▶ [Items from a dataset]

--- BEGIN ---

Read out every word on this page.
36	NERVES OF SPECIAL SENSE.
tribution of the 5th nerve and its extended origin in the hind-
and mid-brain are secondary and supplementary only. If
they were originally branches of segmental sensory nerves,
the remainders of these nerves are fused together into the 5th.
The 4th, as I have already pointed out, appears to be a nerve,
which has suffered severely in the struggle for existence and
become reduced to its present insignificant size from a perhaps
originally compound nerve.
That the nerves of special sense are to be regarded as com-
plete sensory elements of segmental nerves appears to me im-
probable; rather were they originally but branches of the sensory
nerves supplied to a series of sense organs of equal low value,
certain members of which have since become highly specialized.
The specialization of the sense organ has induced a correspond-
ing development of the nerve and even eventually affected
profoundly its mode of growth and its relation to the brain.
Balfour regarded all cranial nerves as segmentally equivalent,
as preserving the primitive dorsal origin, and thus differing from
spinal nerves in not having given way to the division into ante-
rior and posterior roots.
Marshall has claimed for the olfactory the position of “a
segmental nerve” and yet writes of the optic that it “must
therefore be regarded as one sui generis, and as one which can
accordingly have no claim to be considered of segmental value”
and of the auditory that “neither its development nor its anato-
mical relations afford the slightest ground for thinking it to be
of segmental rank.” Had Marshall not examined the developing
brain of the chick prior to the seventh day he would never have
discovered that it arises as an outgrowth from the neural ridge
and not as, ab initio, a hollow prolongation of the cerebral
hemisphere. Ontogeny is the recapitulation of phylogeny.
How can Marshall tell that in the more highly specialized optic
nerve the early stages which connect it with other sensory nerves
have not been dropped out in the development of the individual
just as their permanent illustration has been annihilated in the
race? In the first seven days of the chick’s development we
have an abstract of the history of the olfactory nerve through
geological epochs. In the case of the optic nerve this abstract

--- END ---

▶ [WHAT IS NEEDED]
All of the data shown above must be copied exactly.

▶ [SOLUTION]
Read out every word on this page.
36	NERVES OF SPECIAL SENSE.
tribution of the 5th nerve and its extended origin in the hind-
and mid-brain are secondary and supplementary only. If
they were originally branches of segmental sensory nerves,
the remainders of these nerves are fused together into the 5th.
The 4th, as I have already pointed out, appears to be a nerve,
which has suffered severely in the struggle for existence and
become reduced to its present insignificant size from a perhaps
originally compound nerve.
That the nerves of special sense are to be regarded as com-
plete sensory elements of segmental nerves appears to me im-
probable; rather were they originally but branches of the sensory
nerves supplied to a series of sense organs of equal low value,
certain members of which have since become highly specialized.
The specialization of the sense organ has induced a correspond-
ing development of the nerve and even eventually affected
profoundly its mode of growth and its relation to the brain.
Balfour regarded all cranial nerves as segmentally equivalent,
as preserving the primitive dorsal origin, and thus differing from
spinal nerves in not having given way to the division into ante-
rior and posterior roots.
Marshall has claimed for the olfactory the position of “a
segmental nerve” and yet writes of the optic that it “must
therefore be regarded as one sui generis, and as one which can
accordingly have no claim to be considered of segmental value”
and of the auditory that “neither its development nor its anato-
mical relations afford the slightest ground for thinking it to be
of segmental rank.” Had Marshall not examined the developing
brain of the chick prior to the seventh day he would never have
discovered that it arises as an outgrowth from the neural ridge
and not as, ab initio, a hollow prolongation of the cerebral
hemisphere. Ontogeny is the recapitulation of phylogeny.
How can Marshall tell that in the more highly specialized optic
nerve the early stages which connect it with other sensory nerves
have not been dropped out in the development of the individual
just as their permanent illustration has been annihilated in the
race? In the first seven days of the chick’s development we
have an abstract of the history of the olfactory nerve through
geological epochs. In the case of the optic nerve this abstract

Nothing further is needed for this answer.